:: EXERCISE PROMPT ::
Reproduce all of the listing below without alteration.

:: MATERIAL PROVIDED ::

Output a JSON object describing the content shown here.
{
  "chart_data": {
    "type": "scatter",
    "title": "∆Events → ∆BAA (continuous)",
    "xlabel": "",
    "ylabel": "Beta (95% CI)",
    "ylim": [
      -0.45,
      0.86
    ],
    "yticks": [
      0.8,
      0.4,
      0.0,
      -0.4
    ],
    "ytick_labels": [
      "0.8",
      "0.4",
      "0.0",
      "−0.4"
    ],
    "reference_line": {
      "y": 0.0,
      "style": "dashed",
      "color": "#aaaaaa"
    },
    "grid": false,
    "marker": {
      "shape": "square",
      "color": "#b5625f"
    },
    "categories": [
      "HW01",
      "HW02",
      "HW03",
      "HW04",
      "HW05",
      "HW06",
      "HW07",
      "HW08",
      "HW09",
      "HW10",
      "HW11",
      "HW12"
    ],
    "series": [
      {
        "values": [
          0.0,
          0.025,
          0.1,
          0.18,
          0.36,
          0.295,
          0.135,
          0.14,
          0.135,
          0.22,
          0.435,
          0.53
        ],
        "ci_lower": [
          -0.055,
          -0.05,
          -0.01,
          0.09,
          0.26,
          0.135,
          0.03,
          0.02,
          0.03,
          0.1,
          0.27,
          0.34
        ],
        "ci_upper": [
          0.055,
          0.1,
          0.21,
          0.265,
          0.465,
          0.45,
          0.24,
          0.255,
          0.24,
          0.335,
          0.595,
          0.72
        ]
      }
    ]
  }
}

:: WRITTEN REPLY ::
Output a JSON object describing the content shown here.
{
  "chart_data": {
    "type": "scatter",
    "title": "∆Events → ∆BAA (continuous)",
    "xlabel": "",
    "ylabel": "Beta (95% CI)",
    "ylim": [
      -0.45,
      0.86
    ],
    "yticks": [
      0.8,
      0.4,
      0.0,
      -0.4
    ],
    "ytick_labels": [
      "0.8",
      "0.4",
      "0.0",
      "−0.4"
    ],
    "reference_line": {
      "y": 0.0,
      "style": "dashed",
      "color": "#aaaaaa"
    },
    "grid": false,
    "marker": {
      "shape": "square",
      "color": "#b5625f"
    },
    "categories": [
      "HW01",
      "HW02",
      "HW03",
      "HW04",
      "HW05",
      "HW06",
      "HW07",
      "HW08",
      "HW09",
      "HW10",
      "HW11",
      "HW12"
    ],
    "series": [
      {
        "values": [
          0.0,
          0.025,
          0.1,
          0.18,
          0.36,
          0.295,
          0.135,
          0.14,
          0.135,
          0.22,
          0.435,
          0.53
        ],
        "ci_lower": [
          -0.055,
          -0.05,
          -0.01,
          0.09,
          0.26,
          0.135,
          0.03,
          0.02,
          0.03,
          0.1,
          0.27,
          0.34
        ],
        "ci_upper": [
          0.055,
          0.1,
          0.21,
          0.265,
          0.465,
          0.45,
          0.24,
          0.255,
          0.24,
          0.335,
          0.595,
          0.72
        ]
      }
    ]
  }
}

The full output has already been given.